» DIRECTIVE: Output the entries word for word. Omit images.

» INPUT FOR THIS TASK:
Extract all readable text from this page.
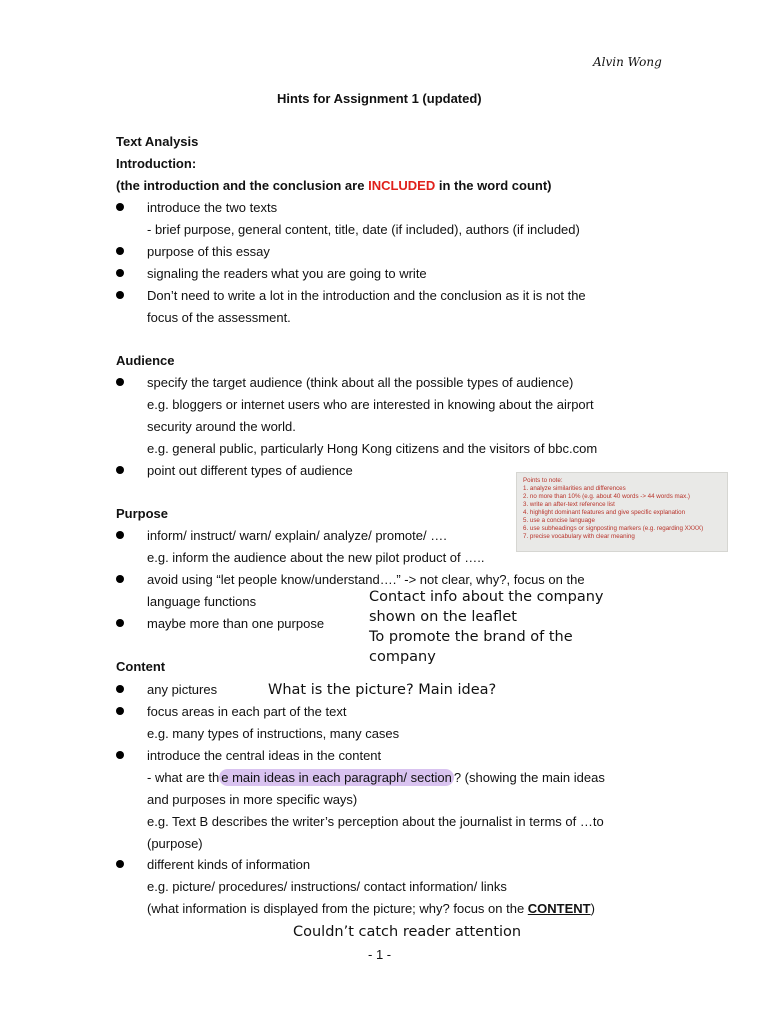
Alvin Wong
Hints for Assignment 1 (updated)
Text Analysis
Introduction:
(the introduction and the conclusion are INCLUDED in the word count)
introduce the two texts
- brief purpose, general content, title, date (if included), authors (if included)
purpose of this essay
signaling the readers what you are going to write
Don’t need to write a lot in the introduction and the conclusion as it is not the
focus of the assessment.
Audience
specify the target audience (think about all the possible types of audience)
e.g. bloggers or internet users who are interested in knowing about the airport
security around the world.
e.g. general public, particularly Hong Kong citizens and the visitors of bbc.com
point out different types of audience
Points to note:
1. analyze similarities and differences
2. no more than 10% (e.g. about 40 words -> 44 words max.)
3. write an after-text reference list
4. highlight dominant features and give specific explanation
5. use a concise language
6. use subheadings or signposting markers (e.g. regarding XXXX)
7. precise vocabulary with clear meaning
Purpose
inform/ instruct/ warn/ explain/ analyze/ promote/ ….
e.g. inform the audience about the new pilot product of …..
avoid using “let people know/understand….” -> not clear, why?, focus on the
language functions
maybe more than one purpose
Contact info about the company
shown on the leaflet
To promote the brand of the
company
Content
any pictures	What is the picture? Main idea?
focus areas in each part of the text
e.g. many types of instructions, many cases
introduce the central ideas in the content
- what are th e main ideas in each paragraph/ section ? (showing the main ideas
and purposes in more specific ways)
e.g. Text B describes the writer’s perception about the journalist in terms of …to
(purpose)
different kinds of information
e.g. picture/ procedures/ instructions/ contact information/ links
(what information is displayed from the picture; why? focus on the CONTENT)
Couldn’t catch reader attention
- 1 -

» EXERCISE RESPONSE:
Extract all readable text from this page.
Alvin Wong
Hints for Assignment 1 (updated)
Text Analysis
Introduction:
(the introduction and the conclusion are INCLUDED in the word count)
introduce the two texts
- brief purpose, general content, title, date (if included), authors (if included)
purpose of this essay
signaling the readers what you are going to write
Don’t need to write a lot in the introduction and the conclusion as it is not the
focus of the assessment.
Audience
specify the target audience (think about all the possible types of audience)
e.g. bloggers or internet users who are interested in knowing about the airport
security around the world.
e.g. general public, particularly Hong Kong citizens and the visitors of bbc.com
point out different types of audience
Points to note:
1. analyze similarities and differences
2. no more than 10% (e.g. about 40 words -> 44 words max.)
3. write an after-text reference list
4. highlight dominant features and give specific explanation
5. use a concise language
6. use subheadings or signposting markers (e.g. regarding XXXX)
7. precise vocabulary with clear meaning
Purpose
inform/ instruct/ warn/ explain/ analyze/ promote/ ….
e.g. inform the audience about the new pilot product of …..
avoid using “let people know/understand….” -> not clear, why?, focus on the
language functions
maybe more than one purpose
Contact info about the company
shown on the leaflet
To promote the brand of the
company
Content
any pictures	What is the picture? Main idea?
focus areas in each part of the text
e.g. many types of instructions, many cases
introduce the central ideas in the content
- what are th e main ideas in each paragraph/ section ? (showing the main ideas
and purposes in more specific ways)
e.g. Text B describes the writer’s perception about the journalist in terms of …to
(purpose)
different kinds of information
e.g. picture/ procedures/ instructions/ contact information/ links
(what information is displayed from the picture; why? focus on the CONTENT)
Couldn’t catch reader attention
- 1 -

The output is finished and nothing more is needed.